### Data records
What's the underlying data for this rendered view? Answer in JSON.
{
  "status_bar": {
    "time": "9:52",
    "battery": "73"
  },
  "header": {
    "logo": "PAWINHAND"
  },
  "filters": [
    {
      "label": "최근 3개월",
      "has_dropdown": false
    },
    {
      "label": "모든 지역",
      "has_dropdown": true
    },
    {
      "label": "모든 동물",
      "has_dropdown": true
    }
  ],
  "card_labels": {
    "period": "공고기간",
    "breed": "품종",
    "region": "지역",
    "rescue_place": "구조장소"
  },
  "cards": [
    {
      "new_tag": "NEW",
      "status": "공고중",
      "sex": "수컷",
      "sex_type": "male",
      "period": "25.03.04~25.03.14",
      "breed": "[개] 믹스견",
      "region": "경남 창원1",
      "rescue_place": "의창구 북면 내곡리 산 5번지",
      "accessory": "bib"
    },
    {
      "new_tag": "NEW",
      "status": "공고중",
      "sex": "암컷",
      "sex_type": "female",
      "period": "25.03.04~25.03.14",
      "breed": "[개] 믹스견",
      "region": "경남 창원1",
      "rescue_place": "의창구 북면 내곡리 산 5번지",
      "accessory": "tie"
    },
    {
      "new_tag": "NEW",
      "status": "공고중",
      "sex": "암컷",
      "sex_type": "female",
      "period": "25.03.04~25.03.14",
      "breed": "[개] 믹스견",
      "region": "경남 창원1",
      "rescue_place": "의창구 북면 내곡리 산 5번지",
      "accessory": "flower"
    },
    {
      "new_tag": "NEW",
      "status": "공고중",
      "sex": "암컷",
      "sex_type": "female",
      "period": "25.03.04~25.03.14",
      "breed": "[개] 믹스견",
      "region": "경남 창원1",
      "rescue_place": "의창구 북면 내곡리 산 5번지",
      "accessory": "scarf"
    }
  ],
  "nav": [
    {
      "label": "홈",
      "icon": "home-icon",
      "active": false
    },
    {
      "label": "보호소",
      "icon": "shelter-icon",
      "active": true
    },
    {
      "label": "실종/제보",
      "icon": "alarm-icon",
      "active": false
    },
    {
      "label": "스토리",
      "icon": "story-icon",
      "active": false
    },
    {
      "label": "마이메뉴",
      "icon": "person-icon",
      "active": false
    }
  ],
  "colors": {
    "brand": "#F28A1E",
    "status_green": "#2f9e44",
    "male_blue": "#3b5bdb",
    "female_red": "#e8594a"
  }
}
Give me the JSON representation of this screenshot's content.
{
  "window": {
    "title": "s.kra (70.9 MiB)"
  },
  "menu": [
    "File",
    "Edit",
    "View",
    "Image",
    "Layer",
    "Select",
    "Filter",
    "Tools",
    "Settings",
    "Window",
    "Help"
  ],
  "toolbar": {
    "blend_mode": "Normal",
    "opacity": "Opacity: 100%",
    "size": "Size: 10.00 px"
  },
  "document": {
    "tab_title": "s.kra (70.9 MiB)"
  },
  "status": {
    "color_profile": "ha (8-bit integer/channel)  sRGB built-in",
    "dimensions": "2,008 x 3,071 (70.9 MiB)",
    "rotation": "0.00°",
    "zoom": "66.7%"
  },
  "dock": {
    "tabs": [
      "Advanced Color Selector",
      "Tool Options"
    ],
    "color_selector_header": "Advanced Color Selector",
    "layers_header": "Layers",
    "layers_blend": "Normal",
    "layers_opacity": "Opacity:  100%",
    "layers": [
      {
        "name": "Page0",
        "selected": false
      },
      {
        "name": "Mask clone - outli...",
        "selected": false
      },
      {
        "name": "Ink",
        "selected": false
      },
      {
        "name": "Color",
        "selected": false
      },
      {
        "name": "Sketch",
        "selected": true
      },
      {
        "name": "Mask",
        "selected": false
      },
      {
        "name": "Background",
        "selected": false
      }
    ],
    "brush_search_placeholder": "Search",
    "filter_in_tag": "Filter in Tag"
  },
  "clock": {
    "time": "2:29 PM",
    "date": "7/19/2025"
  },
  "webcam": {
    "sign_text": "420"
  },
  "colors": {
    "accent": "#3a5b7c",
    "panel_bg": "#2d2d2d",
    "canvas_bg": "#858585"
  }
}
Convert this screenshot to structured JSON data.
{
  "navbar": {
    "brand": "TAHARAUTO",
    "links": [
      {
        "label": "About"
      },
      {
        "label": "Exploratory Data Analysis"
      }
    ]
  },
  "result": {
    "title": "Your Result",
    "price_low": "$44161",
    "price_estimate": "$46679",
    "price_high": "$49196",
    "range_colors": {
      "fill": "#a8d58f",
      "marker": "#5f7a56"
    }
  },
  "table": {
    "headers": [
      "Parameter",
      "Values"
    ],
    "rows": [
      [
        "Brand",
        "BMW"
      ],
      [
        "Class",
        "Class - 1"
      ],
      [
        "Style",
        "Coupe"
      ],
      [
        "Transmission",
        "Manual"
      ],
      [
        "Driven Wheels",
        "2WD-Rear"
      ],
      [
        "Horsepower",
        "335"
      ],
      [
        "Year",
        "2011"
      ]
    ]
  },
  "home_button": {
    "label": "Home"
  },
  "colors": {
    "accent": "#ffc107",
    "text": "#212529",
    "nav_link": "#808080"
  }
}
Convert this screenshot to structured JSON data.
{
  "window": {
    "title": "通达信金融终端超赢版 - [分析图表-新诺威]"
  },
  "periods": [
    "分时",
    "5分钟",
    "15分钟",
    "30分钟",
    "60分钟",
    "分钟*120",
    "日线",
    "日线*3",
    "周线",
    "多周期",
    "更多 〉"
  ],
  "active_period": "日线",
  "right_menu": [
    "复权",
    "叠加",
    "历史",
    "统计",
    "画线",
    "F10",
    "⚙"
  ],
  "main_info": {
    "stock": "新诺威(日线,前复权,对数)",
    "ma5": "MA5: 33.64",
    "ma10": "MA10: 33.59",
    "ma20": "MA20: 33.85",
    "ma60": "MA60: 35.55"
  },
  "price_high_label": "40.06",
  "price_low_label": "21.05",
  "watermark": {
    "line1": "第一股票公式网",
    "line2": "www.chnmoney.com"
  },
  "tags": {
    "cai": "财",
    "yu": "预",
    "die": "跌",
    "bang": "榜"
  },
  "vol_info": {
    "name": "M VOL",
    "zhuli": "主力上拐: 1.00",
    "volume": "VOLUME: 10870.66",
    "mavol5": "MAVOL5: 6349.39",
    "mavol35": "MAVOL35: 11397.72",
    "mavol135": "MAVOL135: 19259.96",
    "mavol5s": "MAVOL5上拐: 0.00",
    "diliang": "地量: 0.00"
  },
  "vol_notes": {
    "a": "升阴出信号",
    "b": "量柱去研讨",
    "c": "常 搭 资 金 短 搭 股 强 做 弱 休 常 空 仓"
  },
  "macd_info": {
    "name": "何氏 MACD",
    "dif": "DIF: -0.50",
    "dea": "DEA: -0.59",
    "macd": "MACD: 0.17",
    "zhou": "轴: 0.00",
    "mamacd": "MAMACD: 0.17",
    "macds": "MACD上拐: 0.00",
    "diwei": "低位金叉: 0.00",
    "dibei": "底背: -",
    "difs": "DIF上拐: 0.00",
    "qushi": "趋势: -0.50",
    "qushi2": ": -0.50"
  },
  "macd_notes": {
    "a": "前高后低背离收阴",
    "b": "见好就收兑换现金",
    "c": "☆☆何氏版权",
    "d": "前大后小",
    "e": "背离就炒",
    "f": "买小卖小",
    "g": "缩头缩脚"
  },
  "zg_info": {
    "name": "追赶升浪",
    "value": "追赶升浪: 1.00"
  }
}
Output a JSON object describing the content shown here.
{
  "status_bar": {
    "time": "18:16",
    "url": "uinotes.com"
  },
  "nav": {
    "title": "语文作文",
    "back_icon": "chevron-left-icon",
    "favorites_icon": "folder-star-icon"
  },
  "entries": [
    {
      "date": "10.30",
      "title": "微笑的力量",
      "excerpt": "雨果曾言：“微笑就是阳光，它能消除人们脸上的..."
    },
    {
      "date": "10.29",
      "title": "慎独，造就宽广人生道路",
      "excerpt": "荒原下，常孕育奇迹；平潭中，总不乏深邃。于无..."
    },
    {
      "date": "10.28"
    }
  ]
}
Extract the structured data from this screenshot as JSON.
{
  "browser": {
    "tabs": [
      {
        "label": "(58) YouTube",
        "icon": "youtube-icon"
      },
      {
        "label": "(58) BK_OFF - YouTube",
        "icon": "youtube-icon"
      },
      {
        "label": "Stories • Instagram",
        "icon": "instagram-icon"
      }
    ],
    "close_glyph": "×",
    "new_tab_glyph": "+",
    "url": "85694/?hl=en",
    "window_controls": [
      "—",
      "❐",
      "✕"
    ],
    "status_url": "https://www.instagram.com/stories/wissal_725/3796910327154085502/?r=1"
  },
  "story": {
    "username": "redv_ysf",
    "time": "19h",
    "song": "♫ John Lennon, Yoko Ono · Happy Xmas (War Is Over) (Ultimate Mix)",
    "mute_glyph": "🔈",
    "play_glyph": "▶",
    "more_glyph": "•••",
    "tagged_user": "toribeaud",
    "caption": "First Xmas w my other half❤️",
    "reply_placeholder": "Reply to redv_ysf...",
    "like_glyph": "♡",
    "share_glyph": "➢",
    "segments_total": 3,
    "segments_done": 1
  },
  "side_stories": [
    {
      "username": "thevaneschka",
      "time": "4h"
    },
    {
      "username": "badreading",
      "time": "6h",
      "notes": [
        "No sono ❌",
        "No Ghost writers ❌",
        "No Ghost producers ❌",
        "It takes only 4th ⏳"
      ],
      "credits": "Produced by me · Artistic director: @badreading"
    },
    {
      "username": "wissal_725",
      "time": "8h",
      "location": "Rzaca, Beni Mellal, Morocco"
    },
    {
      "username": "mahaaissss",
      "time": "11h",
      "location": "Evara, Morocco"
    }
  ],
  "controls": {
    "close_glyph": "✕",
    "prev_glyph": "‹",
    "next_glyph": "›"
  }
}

### Problem details
Identify each line containing the string "location" and copy it out.

### Result of the exercise
      "location": "Rzaca, Beni Mellal, Morocco"
      "location": "Evara, Morocco"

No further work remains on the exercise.